Rows from a dataset
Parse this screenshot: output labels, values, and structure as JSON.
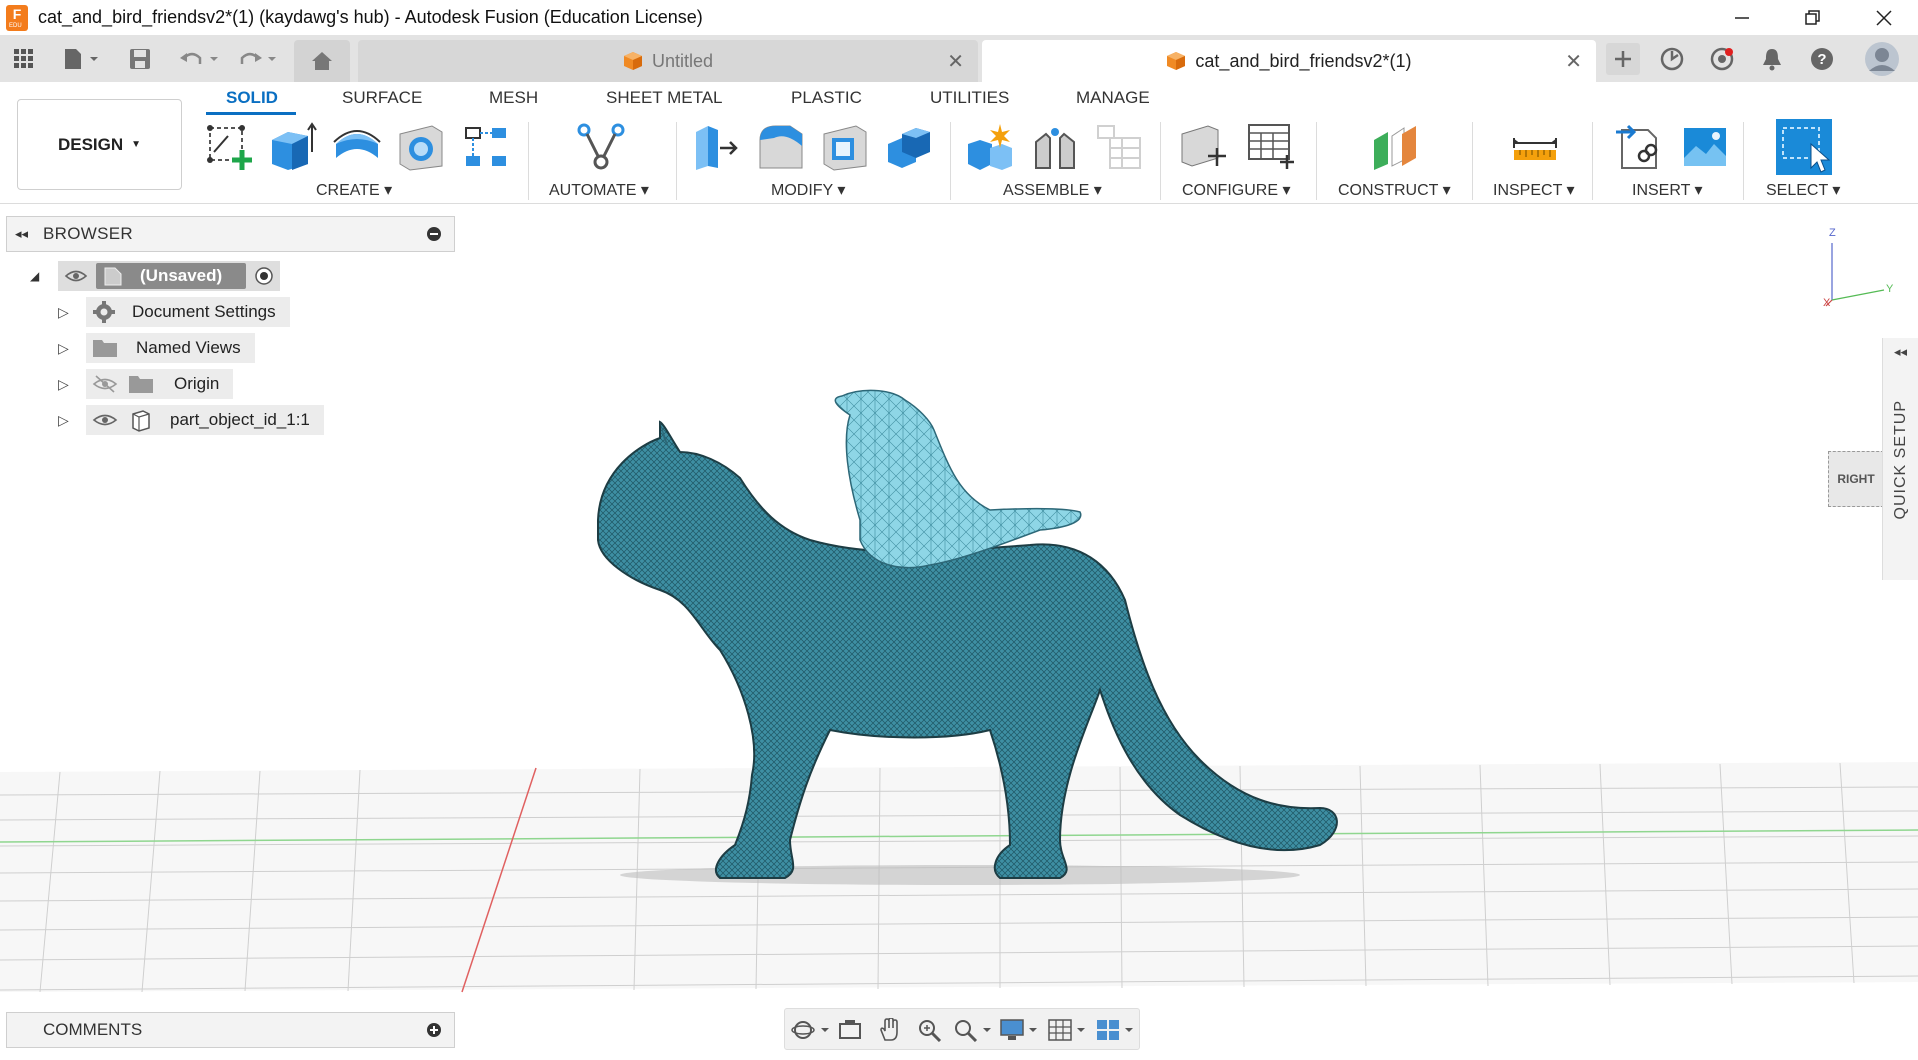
{
  "window": {
    "title": "cat_and_bird_friendsv2*(1) (kaydawg's hub) - Autodesk Fusion (Education License)",
    "app_badge": "F",
    "app_badge_sub": "EDU"
  },
  "tabs": {
    "untitled": "Untitled",
    "active": "cat_and_bird_friendsv2*(1)"
  },
  "workspace": {
    "label": "DESIGN"
  },
  "ribbon_tabs": [
    "SOLID",
    "SURFACE",
    "MESH",
    "SHEET METAL",
    "PLASTIC",
    "UTILITIES",
    "MANAGE"
  ],
  "groups": {
    "create": "CREATE",
    "automate": "AUTOMATE",
    "modify": "MODIFY",
    "assemble": "ASSEMBLE",
    "configure": "CONFIGURE",
    "construct": "CONSTRUCT",
    "inspect": "INSPECT",
    "insert": "INSERT",
    "select": "SELECT"
  },
  "browser": {
    "title": "BROWSER",
    "root": "(Unsaved)",
    "items": [
      "Document Settings",
      "Named Views",
      "Origin",
      "part_object_id_1:1"
    ]
  },
  "viewcube": {
    "face": "RIGHT",
    "axis_z": "Z",
    "axis_y": "Y",
    "axis_x": "X"
  },
  "quick_setup": "QUICK SETUP",
  "comments": "COMMENTS",
  "colors": {
    "accent": "#0a6fc2",
    "model": "#3e8fa3",
    "fusion_orange": "#f37c1c"
  }
}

REQUIREMENT ::
Repeat each line of the records above exactly, but do not copy the pictures.

RESPONSE TO THIS TASK ::
Parse this screenshot: output labels, values, and structure as JSON.
{
  "window": {
    "title": "cat_and_bird_friendsv2*(1) (kaydawg's hub) - Autodesk Fusion (Education License)",
    "app_badge": "F",
    "app_badge_sub": "EDU"
  },
  "tabs": {
    "untitled": "Untitled",
    "active": "cat_and_bird_friendsv2*(1)"
  },
  "workspace": {
    "label": "DESIGN"
  },
  "ribbon_tabs": [
    "SOLID",
    "SURFACE",
    "MESH",
    "SHEET METAL",
    "PLASTIC",
    "UTILITIES",
    "MANAGE"
  ],
  "groups": {
    "create": "CREATE",
    "automate": "AUTOMATE",
    "modify": "MODIFY",
    "assemble": "ASSEMBLE",
    "configure": "CONFIGURE",
    "construct": "CONSTRUCT",
    "inspect": "INSPECT",
    "insert": "INSERT",
    "select": "SELECT"
  },
  "browser": {
    "title": "BROWSER",
    "root": "(Unsaved)",
    "items": [
      "Document Settings",
      "Named Views",
      "Origin",
      "part_object_id_1:1"
    ]
  },
  "viewcube": {
    "face": "RIGHT",
    "axis_z": "Z",
    "axis_y": "Y",
    "axis_x": "X"
  },
  "quick_setup": "QUICK SETUP",
  "comments": "COMMENTS",
  "colors": {
    "accent": "#0a6fc2",
    "model": "#3e8fa3",
    "fusion_orange": "#f37c1c"
  }
}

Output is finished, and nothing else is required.